Print out the entries below with no edits.

RECORDS -

--- begin ---

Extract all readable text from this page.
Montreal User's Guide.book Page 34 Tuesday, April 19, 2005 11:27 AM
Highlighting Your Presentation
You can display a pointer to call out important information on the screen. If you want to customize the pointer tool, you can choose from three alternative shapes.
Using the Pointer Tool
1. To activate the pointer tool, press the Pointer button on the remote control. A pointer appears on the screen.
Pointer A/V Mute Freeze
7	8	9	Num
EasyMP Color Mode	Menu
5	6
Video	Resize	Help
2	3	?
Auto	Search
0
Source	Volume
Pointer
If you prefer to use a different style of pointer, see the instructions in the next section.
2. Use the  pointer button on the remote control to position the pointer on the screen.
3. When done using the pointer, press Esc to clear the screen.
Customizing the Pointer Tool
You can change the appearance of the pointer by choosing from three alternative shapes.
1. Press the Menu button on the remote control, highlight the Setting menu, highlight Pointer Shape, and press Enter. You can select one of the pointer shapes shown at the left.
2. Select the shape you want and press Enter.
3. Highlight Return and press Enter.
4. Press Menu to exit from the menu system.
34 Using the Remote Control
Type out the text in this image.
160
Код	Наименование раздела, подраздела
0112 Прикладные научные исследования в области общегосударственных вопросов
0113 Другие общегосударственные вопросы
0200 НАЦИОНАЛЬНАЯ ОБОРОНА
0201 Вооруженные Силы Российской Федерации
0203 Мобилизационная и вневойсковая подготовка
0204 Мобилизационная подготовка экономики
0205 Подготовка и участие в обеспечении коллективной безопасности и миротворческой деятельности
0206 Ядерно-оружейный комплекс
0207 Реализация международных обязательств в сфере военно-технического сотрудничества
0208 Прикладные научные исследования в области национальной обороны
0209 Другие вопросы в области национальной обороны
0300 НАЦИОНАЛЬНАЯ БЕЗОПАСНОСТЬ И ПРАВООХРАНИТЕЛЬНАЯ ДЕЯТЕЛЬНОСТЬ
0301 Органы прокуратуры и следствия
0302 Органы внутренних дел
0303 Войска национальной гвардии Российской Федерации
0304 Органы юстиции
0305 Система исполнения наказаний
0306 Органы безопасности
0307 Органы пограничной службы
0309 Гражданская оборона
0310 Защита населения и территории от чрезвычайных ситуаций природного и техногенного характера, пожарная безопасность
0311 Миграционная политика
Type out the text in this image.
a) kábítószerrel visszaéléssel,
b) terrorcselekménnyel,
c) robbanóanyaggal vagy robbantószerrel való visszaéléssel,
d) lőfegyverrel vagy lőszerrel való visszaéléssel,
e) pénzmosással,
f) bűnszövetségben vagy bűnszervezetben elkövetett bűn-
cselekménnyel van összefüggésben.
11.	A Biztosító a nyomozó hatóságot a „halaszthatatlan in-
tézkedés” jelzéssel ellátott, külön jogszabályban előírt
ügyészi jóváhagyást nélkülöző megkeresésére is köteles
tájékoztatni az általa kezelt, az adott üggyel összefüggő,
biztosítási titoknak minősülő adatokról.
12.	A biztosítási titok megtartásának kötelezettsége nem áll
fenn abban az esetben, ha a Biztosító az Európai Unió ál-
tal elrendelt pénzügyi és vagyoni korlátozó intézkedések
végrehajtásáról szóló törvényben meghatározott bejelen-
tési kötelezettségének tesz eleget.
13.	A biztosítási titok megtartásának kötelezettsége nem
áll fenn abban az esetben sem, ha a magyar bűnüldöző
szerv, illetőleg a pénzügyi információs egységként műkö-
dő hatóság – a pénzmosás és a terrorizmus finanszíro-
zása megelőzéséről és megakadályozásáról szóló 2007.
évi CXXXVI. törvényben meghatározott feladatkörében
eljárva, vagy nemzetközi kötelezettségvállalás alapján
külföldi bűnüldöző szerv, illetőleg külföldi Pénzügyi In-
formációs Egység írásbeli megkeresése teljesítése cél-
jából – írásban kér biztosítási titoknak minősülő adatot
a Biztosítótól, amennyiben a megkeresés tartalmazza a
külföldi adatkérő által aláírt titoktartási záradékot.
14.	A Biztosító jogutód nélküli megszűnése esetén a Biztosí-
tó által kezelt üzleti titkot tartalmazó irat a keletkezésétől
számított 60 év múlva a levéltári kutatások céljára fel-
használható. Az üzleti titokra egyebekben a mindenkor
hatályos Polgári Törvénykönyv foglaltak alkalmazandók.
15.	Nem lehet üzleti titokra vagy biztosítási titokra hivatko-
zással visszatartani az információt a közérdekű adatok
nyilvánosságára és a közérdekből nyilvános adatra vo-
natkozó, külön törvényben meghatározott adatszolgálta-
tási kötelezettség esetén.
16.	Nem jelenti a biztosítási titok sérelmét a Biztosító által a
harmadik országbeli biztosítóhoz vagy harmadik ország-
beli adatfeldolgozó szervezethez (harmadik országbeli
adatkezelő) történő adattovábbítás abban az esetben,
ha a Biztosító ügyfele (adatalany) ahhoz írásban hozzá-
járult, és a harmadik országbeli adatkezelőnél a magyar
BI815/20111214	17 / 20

--- end ---

PROBLEM SOLUTION -
Extract all readable text from this page.
Montreal User's Guide.book Page 34 Tuesday, April 19, 2005 11:27 AM
Highlighting Your Presentation
You can display a pointer to call out important information on the screen. If you want to customize the pointer tool, you can choose from three alternative shapes.
Using the Pointer Tool
1. To activate the pointer tool, press the Pointer button on the remote control. A pointer appears on the screen.
Pointer A/V Mute Freeze
7	8	9	Num
EasyMP Color Mode	Menu
5	6
Video	Resize	Help
2	3	?
Auto	Search
0
Source	Volume
Pointer
If you prefer to use a different style of pointer, see the instructions in the next section.
2. Use the  pointer button on the remote control to position the pointer on the screen.
3. When done using the pointer, press Esc to clear the screen.
Customizing the Pointer Tool
You can change the appearance of the pointer by choosing from three alternative shapes.
1. Press the Menu button on the remote control, highlight the Setting menu, highlight Pointer Shape, and press Enter. You can select one of the pointer shapes shown at the left.
2. Select the shape you want and press Enter.
3. Highlight Return and press Enter.
4. Press Menu to exit from the menu system.
34 Using the Remote Control
Type out the text in this image.
160
Код	Наименование раздела, подраздела
0112 Прикладные научные исследования в области общегосударственных вопросов
0113 Другие общегосударственные вопросы
0200 НАЦИОНАЛЬНАЯ ОБОРОНА
0201 Вооруженные Силы Российской Федерации
0203 Мобилизационная и вневойсковая подготовка
0204 Мобилизационная подготовка экономики
0205 Подготовка и участие в обеспечении коллективной безопасности и миротворческой деятельности
0206 Ядерно-оружейный комплекс
0207 Реализация международных обязательств в сфере военно-технического сотрудничества
0208 Прикладные научные исследования в области национальной обороны
0209 Другие вопросы в области национальной обороны
0300 НАЦИОНАЛЬНАЯ БЕЗОПАСНОСТЬ И ПРАВООХРАНИТЕЛЬНАЯ ДЕЯТЕЛЬНОСТЬ
0301 Органы прокуратуры и следствия
0302 Органы внутренних дел
0303 Войска национальной гвардии Российской Федерации
0304 Органы юстиции
0305 Система исполнения наказаний
0306 Органы безопасности
0307 Органы пограничной службы
0309 Гражданская оборона
0310 Защита населения и территории от чрезвычайных ситуаций природного и техногенного характера, пожарная безопасность
0311 Миграционная политика
Type out the text in this image.
a) kábítószerrel visszaéléssel,
b) terrorcselekménnyel,
c) robbanóanyaggal vagy robbantószerrel való visszaéléssel,
d) lőfegyverrel vagy lőszerrel való visszaéléssel,
e) pénzmosással,
f) bűnszövetségben vagy bűnszervezetben elkövetett bűn-
cselekménnyel van összefüggésben.
11.	A Biztosító a nyomozó hatóságot a „halaszthatatlan in-
tézkedés” jelzéssel ellátott, külön jogszabályban előírt
ügyészi jóváhagyást nélkülöző megkeresésére is köteles
tájékoztatni az általa kezelt, az adott üggyel összefüggő,
biztosítási titoknak minősülő adatokról.
12.	A biztosítási titok megtartásának kötelezettsége nem áll
fenn abban az esetben, ha a Biztosító az Európai Unió ál-
tal elrendelt pénzügyi és vagyoni korlátozó intézkedések
végrehajtásáról szóló törvényben meghatározott bejelen-
tési kötelezettségének tesz eleget.
13.	A biztosítási titok megtartásának kötelezettsége nem
áll fenn abban az esetben sem, ha a magyar bűnüldöző
szerv, illetőleg a pénzügyi információs egységként műkö-
dő hatóság – a pénzmosás és a terrorizmus finanszíro-
zása megelőzéséről és megakadályozásáról szóló 2007.
évi CXXXVI. törvényben meghatározott feladatkörében
eljárva, vagy nemzetközi kötelezettségvállalás alapján
külföldi bűnüldöző szerv, illetőleg külföldi Pénzügyi In-
formációs Egység írásbeli megkeresése teljesítése cél-
jából – írásban kér biztosítási titoknak minősülő adatot
a Biztosítótól, amennyiben a megkeresés tartalmazza a
külföldi adatkérő által aláírt titoktartási záradékot.
14.	A Biztosító jogutód nélküli megszűnése esetén a Biztosí-
tó által kezelt üzleti titkot tartalmazó irat a keletkezésétől
számított 60 év múlva a levéltári kutatások céljára fel-
használható. Az üzleti titokra egyebekben a mindenkor
hatályos Polgári Törvénykönyv foglaltak alkalmazandók.
15.	Nem lehet üzleti titokra vagy biztosítási titokra hivatko-
zással visszatartani az információt a közérdekű adatok
nyilvánosságára és a közérdekből nyilvános adatra vo-
natkozó, külön törvényben meghatározott adatszolgálta-
tási kötelezettség esetén.
16.	Nem jelenti a biztosítási titok sérelmét a Biztosító által a
harmadik országbeli biztosítóhoz vagy harmadik ország-
beli adatfeldolgozó szervezethez (harmadik országbeli
adatkezelő) történő adattovábbítás abban az esetben,
ha a Biztosító ügyfele (adatalany) ahhoz írásban hozzá-
járult, és a harmadik országbeli adatkezelőnél a magyar
BI815/20111214	17 / 20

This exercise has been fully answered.